• Exercise brief: Reproduce all the entries exactly.

• Task input:
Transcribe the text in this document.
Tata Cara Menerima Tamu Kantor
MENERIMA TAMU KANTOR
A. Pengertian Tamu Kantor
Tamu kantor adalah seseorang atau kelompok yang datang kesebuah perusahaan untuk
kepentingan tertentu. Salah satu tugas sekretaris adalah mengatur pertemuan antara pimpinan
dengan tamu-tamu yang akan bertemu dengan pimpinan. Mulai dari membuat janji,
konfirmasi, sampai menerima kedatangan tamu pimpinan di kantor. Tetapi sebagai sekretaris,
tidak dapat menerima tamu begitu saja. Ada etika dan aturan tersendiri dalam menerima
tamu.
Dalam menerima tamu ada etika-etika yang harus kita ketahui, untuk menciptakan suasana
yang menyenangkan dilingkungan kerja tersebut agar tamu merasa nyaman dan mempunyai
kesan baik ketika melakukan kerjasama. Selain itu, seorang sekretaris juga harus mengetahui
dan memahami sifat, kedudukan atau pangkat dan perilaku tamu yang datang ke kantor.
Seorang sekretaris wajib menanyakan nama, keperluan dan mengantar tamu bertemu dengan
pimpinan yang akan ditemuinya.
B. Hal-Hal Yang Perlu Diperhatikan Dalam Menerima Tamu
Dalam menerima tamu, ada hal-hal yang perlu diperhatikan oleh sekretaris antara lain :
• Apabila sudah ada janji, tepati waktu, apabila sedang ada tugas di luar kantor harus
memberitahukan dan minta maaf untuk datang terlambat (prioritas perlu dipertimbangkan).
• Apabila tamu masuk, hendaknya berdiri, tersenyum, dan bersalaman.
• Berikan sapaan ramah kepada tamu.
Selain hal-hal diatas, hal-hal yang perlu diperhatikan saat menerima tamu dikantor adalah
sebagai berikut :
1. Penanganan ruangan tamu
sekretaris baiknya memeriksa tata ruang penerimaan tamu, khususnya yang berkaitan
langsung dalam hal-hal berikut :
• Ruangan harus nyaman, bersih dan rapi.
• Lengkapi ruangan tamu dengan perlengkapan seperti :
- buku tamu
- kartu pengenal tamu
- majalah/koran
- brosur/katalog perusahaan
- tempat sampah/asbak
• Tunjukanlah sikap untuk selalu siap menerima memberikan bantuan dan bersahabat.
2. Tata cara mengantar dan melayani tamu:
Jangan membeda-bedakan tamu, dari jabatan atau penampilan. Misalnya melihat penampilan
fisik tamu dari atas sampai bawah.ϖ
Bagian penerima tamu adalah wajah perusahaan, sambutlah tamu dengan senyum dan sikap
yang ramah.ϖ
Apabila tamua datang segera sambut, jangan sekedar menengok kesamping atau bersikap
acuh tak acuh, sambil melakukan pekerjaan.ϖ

• Result for this exercise:
Transcribe the text in this document.
Tata Cara Menerima Tamu Kantor
MENERIMA TAMU KANTOR
A. Pengertian Tamu Kantor
Tamu kantor adalah seseorang atau kelompok yang datang kesebuah perusahaan untuk
kepentingan tertentu. Salah satu tugas sekretaris adalah mengatur pertemuan antara pimpinan
dengan tamu-tamu yang akan bertemu dengan pimpinan. Mulai dari membuat janji,
konfirmasi, sampai menerima kedatangan tamu pimpinan di kantor. Tetapi sebagai sekretaris,
tidak dapat menerima tamu begitu saja. Ada etika dan aturan tersendiri dalam menerima
tamu.
Dalam menerima tamu ada etika-etika yang harus kita ketahui, untuk menciptakan suasana
yang menyenangkan dilingkungan kerja tersebut agar tamu merasa nyaman dan mempunyai
kesan baik ketika melakukan kerjasama. Selain itu, seorang sekretaris juga harus mengetahui
dan memahami sifat, kedudukan atau pangkat dan perilaku tamu yang datang ke kantor.
Seorang sekretaris wajib menanyakan nama, keperluan dan mengantar tamu bertemu dengan
pimpinan yang akan ditemuinya.
B. Hal-Hal Yang Perlu Diperhatikan Dalam Menerima Tamu
Dalam menerima tamu, ada hal-hal yang perlu diperhatikan oleh sekretaris antara lain :
• Apabila sudah ada janji, tepati waktu, apabila sedang ada tugas di luar kantor harus
memberitahukan dan minta maaf untuk datang terlambat (prioritas perlu dipertimbangkan).
• Apabila tamu masuk, hendaknya berdiri, tersenyum, dan bersalaman.
• Berikan sapaan ramah kepada tamu.
Selain hal-hal diatas, hal-hal yang perlu diperhatikan saat menerima tamu dikantor adalah
sebagai berikut :
1. Penanganan ruangan tamu
sekretaris baiknya memeriksa tata ruang penerimaan tamu, khususnya yang berkaitan
langsung dalam hal-hal berikut :
• Ruangan harus nyaman, bersih dan rapi.
• Lengkapi ruangan tamu dengan perlengkapan seperti :
- buku tamu
- kartu pengenal tamu
- majalah/koran
- brosur/katalog perusahaan
- tempat sampah/asbak
• Tunjukanlah sikap untuk selalu siap menerima memberikan bantuan dan bersahabat.
2. Tata cara mengantar dan melayani tamu:
Jangan membeda-bedakan tamu, dari jabatan atau penampilan. Misalnya melihat penampilan
fisik tamu dari atas sampai bawah.ϖ
Bagian penerima tamu adalah wajah perusahaan, sambutlah tamu dengan senyum dan sikap
yang ramah.ϖ
Apabila tamua datang segera sambut, jangan sekedar menengok kesamping atau bersikap
acuh tak acuh, sambil melakukan pekerjaan.ϖ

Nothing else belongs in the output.